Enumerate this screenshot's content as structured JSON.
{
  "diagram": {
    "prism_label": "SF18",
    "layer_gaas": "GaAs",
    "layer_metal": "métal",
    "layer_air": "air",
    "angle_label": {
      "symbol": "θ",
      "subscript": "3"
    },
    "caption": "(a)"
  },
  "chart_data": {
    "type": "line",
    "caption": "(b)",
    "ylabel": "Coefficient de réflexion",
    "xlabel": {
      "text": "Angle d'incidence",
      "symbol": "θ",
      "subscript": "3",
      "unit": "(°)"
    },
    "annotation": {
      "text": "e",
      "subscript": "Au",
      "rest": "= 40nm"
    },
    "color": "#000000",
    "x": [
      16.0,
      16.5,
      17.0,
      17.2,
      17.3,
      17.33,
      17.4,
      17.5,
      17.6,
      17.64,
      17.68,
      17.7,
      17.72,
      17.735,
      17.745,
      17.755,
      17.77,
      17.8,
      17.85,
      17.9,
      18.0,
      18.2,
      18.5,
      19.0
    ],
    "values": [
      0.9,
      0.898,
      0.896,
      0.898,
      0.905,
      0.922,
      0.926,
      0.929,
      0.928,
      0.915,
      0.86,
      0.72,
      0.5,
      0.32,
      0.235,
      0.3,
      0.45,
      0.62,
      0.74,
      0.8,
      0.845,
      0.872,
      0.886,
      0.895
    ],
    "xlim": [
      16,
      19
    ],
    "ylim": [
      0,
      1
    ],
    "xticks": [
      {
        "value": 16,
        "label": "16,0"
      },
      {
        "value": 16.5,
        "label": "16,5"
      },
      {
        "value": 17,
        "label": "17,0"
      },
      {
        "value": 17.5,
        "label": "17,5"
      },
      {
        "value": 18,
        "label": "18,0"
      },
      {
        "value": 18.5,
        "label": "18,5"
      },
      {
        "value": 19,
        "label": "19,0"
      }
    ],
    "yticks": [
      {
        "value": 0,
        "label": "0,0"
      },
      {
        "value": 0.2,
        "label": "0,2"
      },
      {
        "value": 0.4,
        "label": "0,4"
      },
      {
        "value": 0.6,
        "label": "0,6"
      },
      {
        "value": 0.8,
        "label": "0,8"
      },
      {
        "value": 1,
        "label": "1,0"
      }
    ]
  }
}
········
Problem to work on
Look through the entries above for the word "subscript". Copy every line where it shows up.

Answer in full
      "subscript": "3"
      "subscript": "3",
      "subscript": "Au",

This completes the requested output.